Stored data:
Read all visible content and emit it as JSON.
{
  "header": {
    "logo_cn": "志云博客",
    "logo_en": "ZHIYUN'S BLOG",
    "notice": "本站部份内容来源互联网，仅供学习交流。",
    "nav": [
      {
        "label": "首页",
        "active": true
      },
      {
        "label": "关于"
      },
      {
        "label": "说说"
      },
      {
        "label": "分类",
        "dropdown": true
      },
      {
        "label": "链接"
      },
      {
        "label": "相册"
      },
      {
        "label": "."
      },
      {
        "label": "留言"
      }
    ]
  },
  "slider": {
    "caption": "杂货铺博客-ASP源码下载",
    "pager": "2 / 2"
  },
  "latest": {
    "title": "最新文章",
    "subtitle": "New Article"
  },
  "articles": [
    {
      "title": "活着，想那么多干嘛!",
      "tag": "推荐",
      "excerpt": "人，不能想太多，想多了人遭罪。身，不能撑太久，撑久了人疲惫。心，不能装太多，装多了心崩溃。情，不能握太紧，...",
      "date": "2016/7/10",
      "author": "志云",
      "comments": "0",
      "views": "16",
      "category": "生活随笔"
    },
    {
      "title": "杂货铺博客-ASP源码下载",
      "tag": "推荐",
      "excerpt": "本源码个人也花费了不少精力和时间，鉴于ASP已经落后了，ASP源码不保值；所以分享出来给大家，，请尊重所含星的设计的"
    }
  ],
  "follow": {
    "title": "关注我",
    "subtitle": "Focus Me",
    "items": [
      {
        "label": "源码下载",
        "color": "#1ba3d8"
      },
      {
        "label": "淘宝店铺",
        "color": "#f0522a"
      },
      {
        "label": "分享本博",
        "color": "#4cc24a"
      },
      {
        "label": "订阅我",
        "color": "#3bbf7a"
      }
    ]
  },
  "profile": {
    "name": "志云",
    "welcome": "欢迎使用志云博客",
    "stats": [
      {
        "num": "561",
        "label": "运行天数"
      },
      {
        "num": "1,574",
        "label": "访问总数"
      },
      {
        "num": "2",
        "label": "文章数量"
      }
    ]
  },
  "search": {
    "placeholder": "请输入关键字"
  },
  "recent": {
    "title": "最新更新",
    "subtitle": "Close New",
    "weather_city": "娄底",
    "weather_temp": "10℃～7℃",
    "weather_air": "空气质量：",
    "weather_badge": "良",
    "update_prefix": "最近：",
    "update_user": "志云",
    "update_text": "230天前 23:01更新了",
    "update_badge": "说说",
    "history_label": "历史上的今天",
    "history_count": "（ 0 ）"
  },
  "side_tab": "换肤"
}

→ **Exercise task**:
Of the lines in the listing above, how many hold the string "color"? Reply with the number only.

→ **Response to this task**:
4